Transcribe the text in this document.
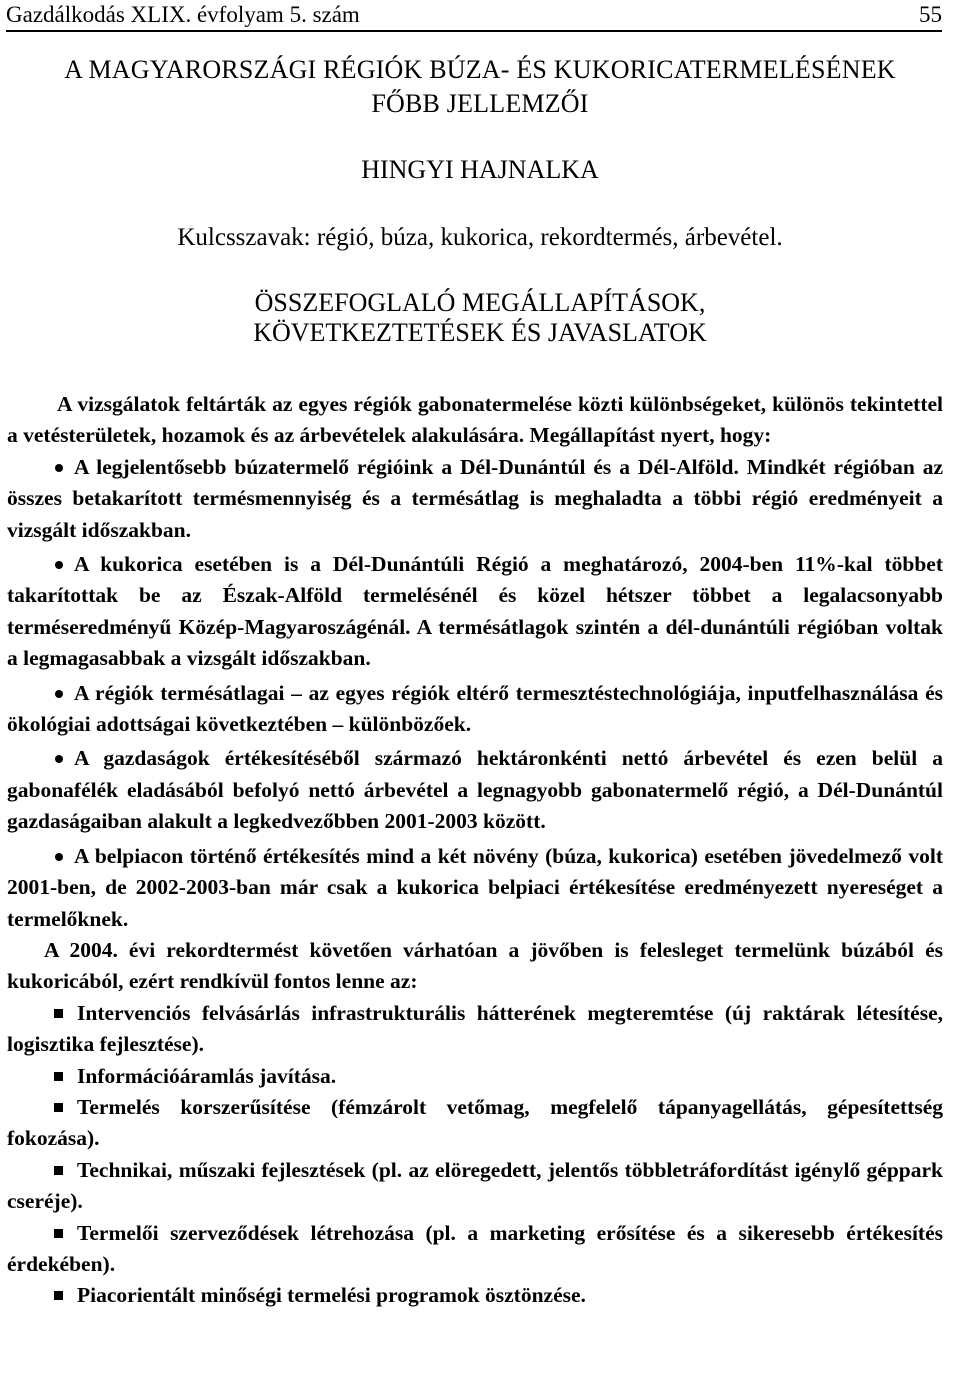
Gazdálkodás XLIX. évfolyam 5. szám	55
A MAGYARORSZÁGI RÉGIÓK BÚZA- ÉS KUKORICATERMELÉSÉNEK
FŐBB JELLEMZŐI
HINGYI HAJNALKA
Kulcsszavak: régió, búza, kukorica, rekordtermés, árbevétel.
ÖSSZEFOGLALÓ MEGÁLLAPÍTÁSOK,
KÖVETKEZTETÉSEK ÉS JAVASLATOK

A vizsgálatok feltárták az egyes régiók gabonatermelése közti különbségeket, különös tekintettel a vetésterületek, hozamok és az árbevételek alakulására. Megállapítást nyert, hogy:

A legjelentősebb búzatermelő régióink a Dél-Dunántúl és a Dél-Alföld. Mindkét régióban az összes betakarított termésmennyiség és a termésátlag is meghaladta a többi régió eredményeit a vizsgált időszakban.

A kukorica esetében is a Dél-Dunántúli Régió a meghatározó, 2004-ben 11%-kal többet takarítottak be az Észak-Alföld termelésénél és közel hétszer többet a legalacsonyabb terméseredményű Közép-Magyaroszágénál. A termésátlagok szintén a dél-dunántúli régióban voltak a legmagasabbak a vizsgált időszakban.

A régiók termésátlagai – az egyes régiók eltérő termesztéstechnológiája, inputfelhasználása és ökológiai adottságai következtében – különbözőek.

A gazdaságok értékesítéséből származó hektáronkénti nettó árbevétel és ezen belül a gabonafélék eladásából befolyó nettó árbevétel a legnagyobb gabonatermelő régió, a Dél-Dunántúl gazdaságaiban alakult a legkedvezőbben 2001-2003 között.

A belpiacon történő értékesítés mind a két növény (búza, kukorica) esetében jövedelmező volt 2001-ben, de 2002-2003-ban már csak a kukorica belpiaci értékesítése eredményezett nyereséget a termelőknek.

A 2004. évi rekordtermést követően várhatóan a jövőben is felesleget termelünk búzából és kukoricából, ezért rendkívül fontos lenne az:

Intervenciós felvásárlás infrastrukturális hátterének megteremtése (új raktárak létesítése, logisztika fejlesztése).

Információáramlás javítása.

Termelés korszerűsítése (fémzárolt vetőmag, megfelelő tápanyagellátás, gépesítettség fokozása).

Technikai, műszaki fejlesztések (pl. az elöregedett, jelentős többletráfordítást igénylő géppark cseréje).

Termelői szerveződések létrehozása (pl. a marketing erősítése és a sikeresebb értékesítés érdekében).

Piacorientált minőségi termelési programok ösztönzése.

What is required
Return to the listing above and set it down exactly, leaving out its pictures.

Result
Transcribe the text in this document.
Gazdálkodás XLIX. évfolyam 5. szám	55
A MAGYARORSZÁGI RÉGIÓK BÚZA- ÉS KUKORICATERMELÉSÉNEK
FŐBB JELLEMZŐI
HINGYI HAJNALKA
Kulcsszavak: régió, búza, kukorica, rekordtermés, árbevétel.
ÖSSZEFOGLALÓ MEGÁLLAPÍTÁSOK,
KÖVETKEZTETÉSEK ÉS JAVASLATOK

A vizsgálatok feltárták az egyes régiók gabonatermelése közti különbségeket, különös tekintettel a vetésterületek, hozamok és az árbevételek alakulására. Megállapítást nyert, hogy:

A legjelentősebb búzatermelő régióink a Dél-Dunántúl és a Dél-Alföld. Mindkét régióban az összes betakarított termésmennyiség és a termésátlag is meghaladta a többi régió eredményeit a vizsgált időszakban.

A kukorica esetében is a Dél-Dunántúli Régió a meghatározó, 2004-ben 11%-kal többet takarítottak be az Észak-Alföld termelésénél és közel hétszer többet a legalacsonyabb terméseredményű Közép-Magyaroszágénál. A termésátlagok szintén a dél-dunántúli régióban voltak a legmagasabbak a vizsgált időszakban.

A régiók termésátlagai – az egyes régiók eltérő termesztéstechnológiája, inputfelhasználása és ökológiai adottságai következtében – különbözőek.

A gazdaságok értékesítéséből származó hektáronkénti nettó árbevétel és ezen belül a gabonafélék eladásából befolyó nettó árbevétel a legnagyobb gabonatermelő régió, a Dél-Dunántúl gazdaságaiban alakult a legkedvezőbben 2001-2003 között.

A belpiacon történő értékesítés mind a két növény (búza, kukorica) esetében jövedelmező volt 2001-ben, de 2002-2003-ban már csak a kukorica belpiaci értékesítése eredményezett nyereséget a termelőknek.

A 2004. évi rekordtermést követően várhatóan a jövőben is felesleget termelünk búzából és kukoricából, ezért rendkívül fontos lenne az:

Intervenciós felvásárlás infrastrukturális hátterének megteremtése (új raktárak létesítése, logisztika fejlesztése).

Információáramlás javítása.

Termelés korszerűsítése (fémzárolt vetőmag, megfelelő tápanyagellátás, gépesítettség fokozása).

Technikai, műszaki fejlesztések (pl. az elöregedett, jelentős többletráfordítást igénylő géppark cseréje).

Termelői szerveződések létrehozása (pl. a marketing erősítése és a sikeresebb értékesítés érdekében).

Piacorientált minőségi termelési programok ösztönzése.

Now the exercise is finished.